(Extracted records)
....................

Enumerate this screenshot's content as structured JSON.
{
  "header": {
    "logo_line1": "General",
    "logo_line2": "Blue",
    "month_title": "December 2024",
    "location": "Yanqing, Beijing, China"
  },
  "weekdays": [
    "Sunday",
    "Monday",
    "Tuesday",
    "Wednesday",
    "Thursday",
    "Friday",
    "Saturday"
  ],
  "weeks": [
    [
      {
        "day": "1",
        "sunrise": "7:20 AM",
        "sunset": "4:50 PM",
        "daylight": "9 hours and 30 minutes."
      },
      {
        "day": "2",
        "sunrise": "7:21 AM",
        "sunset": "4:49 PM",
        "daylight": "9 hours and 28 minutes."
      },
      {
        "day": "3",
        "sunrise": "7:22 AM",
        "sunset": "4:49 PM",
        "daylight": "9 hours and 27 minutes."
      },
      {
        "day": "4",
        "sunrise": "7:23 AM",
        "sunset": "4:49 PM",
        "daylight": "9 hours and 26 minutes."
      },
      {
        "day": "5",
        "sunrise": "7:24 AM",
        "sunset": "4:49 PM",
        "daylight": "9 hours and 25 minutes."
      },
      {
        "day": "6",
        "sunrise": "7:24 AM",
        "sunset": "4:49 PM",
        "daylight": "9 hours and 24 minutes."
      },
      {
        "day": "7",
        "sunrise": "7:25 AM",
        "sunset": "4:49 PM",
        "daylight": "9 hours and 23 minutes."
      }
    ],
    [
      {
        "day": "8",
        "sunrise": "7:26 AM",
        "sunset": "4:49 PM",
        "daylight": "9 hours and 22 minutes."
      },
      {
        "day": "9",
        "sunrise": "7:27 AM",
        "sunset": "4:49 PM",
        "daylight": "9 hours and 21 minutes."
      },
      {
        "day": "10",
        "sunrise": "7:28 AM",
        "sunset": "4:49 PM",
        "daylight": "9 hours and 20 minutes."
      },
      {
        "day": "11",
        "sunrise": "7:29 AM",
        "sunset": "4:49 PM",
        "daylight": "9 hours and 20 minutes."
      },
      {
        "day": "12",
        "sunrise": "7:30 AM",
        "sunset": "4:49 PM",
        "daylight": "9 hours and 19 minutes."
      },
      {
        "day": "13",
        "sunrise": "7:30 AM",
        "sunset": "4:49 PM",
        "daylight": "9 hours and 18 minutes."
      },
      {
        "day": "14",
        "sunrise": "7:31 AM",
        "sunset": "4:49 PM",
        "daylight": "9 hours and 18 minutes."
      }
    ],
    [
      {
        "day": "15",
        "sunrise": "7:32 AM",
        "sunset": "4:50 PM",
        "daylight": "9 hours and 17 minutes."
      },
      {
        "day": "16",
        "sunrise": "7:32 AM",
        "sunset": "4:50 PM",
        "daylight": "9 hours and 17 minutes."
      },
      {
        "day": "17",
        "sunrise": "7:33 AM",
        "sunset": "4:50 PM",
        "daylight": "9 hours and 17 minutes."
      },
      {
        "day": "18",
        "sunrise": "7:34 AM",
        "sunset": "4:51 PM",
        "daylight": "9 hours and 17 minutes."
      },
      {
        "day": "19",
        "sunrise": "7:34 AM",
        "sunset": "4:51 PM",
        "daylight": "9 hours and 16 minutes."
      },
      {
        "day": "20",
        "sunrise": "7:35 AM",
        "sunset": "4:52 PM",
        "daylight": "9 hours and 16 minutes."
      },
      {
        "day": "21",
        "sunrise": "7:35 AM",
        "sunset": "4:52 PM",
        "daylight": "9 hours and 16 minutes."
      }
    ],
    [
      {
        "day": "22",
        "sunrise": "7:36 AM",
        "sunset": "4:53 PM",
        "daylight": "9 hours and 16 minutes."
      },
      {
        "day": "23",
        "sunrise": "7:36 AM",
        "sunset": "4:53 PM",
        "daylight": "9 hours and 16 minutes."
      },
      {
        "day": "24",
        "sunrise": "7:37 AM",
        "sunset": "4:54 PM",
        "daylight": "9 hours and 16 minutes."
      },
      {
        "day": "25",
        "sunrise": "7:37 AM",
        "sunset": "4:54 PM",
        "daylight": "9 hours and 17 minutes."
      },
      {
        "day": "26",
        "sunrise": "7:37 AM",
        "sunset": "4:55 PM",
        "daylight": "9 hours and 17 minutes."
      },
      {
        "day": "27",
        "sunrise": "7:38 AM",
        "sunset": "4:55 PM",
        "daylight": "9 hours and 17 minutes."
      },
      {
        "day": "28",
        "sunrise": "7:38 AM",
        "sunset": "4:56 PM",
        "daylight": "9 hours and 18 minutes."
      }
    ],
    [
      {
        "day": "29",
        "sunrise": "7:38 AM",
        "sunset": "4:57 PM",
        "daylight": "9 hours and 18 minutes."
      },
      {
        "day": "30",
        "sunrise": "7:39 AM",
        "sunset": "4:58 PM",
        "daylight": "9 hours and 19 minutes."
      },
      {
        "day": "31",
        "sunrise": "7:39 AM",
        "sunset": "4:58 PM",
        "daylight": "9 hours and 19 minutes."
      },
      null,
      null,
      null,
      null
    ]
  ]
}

....................

— Exercise —
Output the lines above verbatim and in full.

— Answer to the exercise —
Enumerate this screenshot's content as structured JSON.
{
  "header": {
    "logo_line1": "General",
    "logo_line2": "Blue",
    "month_title": "December 2024",
    "location": "Yanqing, Beijing, China"
  },
  "weekdays": [
    "Sunday",
    "Monday",
    "Tuesday",
    "Wednesday",
    "Thursday",
    "Friday",
    "Saturday"
  ],
  "weeks": [
    [
      {
        "day": "1",
        "sunrise": "7:20 AM",
        "sunset": "4:50 PM",
        "daylight": "9 hours and 30 minutes."
      },
      {
        "day": "2",
        "sunrise": "7:21 AM",
        "sunset": "4:49 PM",
        "daylight": "9 hours and 28 minutes."
      },
      {
        "day": "3",
        "sunrise": "7:22 AM",
        "sunset": "4:49 PM",
        "daylight": "9 hours and 27 minutes."
      },
      {
        "day": "4",
        "sunrise": "7:23 AM",
        "sunset": "4:49 PM",
        "daylight": "9 hours and 26 minutes."
      },
      {
        "day": "5",
        "sunrise": "7:24 AM",
        "sunset": "4:49 PM",
        "daylight": "9 hours and 25 minutes."
      },
      {
        "day": "6",
        "sunrise": "7:24 AM",
        "sunset": "4:49 PM",
        "daylight": "9 hours and 24 minutes."
      },
      {
        "day": "7",
        "sunrise": "7:25 AM",
        "sunset": "4:49 PM",
        "daylight": "9 hours and 23 minutes."
      }
    ],
    [
      {
        "day": "8",
        "sunrise": "7:26 AM",
        "sunset": "4:49 PM",
        "daylight": "9 hours and 22 minutes."
      },
      {
        "day": "9",
        "sunrise": "7:27 AM",
        "sunset": "4:49 PM",
        "daylight": "9 hours and 21 minutes."
      },
      {
        "day": "10",
        "sunrise": "7:28 AM",
        "sunset": "4:49 PM",
        "daylight": "9 hours and 20 minutes."
      },
      {
        "day": "11",
        "sunrise": "7:29 AM",
        "sunset": "4:49 PM",
        "daylight": "9 hours and 20 minutes."
      },
      {
        "day": "12",
        "sunrise": "7:30 AM",
        "sunset": "4:49 PM",
        "daylight": "9 hours and 19 minutes."
      },
      {
        "day": "13",
        "sunrise": "7:30 AM",
        "sunset": "4:49 PM",
        "daylight": "9 hours and 18 minutes."
      },
      {
        "day": "14",
        "sunrise": "7:31 AM",
        "sunset": "4:49 PM",
        "daylight": "9 hours and 18 minutes."
      }
    ],
    [
      {
        "day": "15",
        "sunrise": "7:32 AM",
        "sunset": "4:50 PM",
        "daylight": "9 hours and 17 minutes."
      },
      {
        "day": "16",
        "sunrise": "7:32 AM",
        "sunset": "4:50 PM",
        "daylight": "9 hours and 17 minutes."
      },
      {
        "day": "17",
        "sunrise": "7:33 AM",
        "sunset": "4:50 PM",
        "daylight": "9 hours and 17 minutes."
      },
      {
        "day": "18",
        "sunrise": "7:34 AM",
        "sunset": "4:51 PM",
        "daylight": "9 hours and 17 minutes."
      },
      {
        "day": "19",
        "sunrise": "7:34 AM",
        "sunset": "4:51 PM",
        "daylight": "9 hours and 16 minutes."
      },
      {
        "day": "20",
        "sunrise": "7:35 AM",
        "sunset": "4:52 PM",
        "daylight": "9 hours and 16 minutes."
      },
      {
        "day": "21",
        "sunrise": "7:35 AM",
        "sunset": "4:52 PM",
        "daylight": "9 hours and 16 minutes."
      }
    ],
    [
      {
        "day": "22",
        "sunrise": "7:36 AM",
        "sunset": "4:53 PM",
        "daylight": "9 hours and 16 minutes."
      },
      {
        "day": "23",
        "sunrise": "7:36 AM",
        "sunset": "4:53 PM",
        "daylight": "9 hours and 16 minutes."
      },
      {
        "day": "24",
        "sunrise": "7:37 AM",
        "sunset": "4:54 PM",
        "daylight": "9 hours and 16 minutes."
      },
      {
        "day": "25",
        "sunrise": "7:37 AM",
        "sunset": "4:54 PM",
        "daylight": "9 hours and 17 minutes."
      },
      {
        "day": "26",
        "sunrise": "7:37 AM",
        "sunset": "4:55 PM",
        "daylight": "9 hours and 17 minutes."
      },
      {
        "day": "27",
        "sunrise": "7:38 AM",
        "sunset": "4:55 PM",
        "daylight": "9 hours and 17 minutes."
      },
      {
        "day": "28",
        "sunrise": "7:38 AM",
        "sunset": "4:56 PM",
        "daylight": "9 hours and 18 minutes."
      }
    ],
    [
      {
        "day": "29",
        "sunrise": "7:38 AM",
        "sunset": "4:57 PM",
        "daylight": "9 hours and 18 minutes."
      },
      {
        "day": "30",
        "sunrise": "7:39 AM",
        "sunset": "4:58 PM",
        "daylight": "9 hours and 19 minutes."
      },
      {
        "day": "31",
        "sunrise": "7:39 AM",
        "sunset": "4:58 PM",
        "daylight": "9 hours and 19 minutes."
      },
      null,
      null,
      null,
      null
    ]
  ]
}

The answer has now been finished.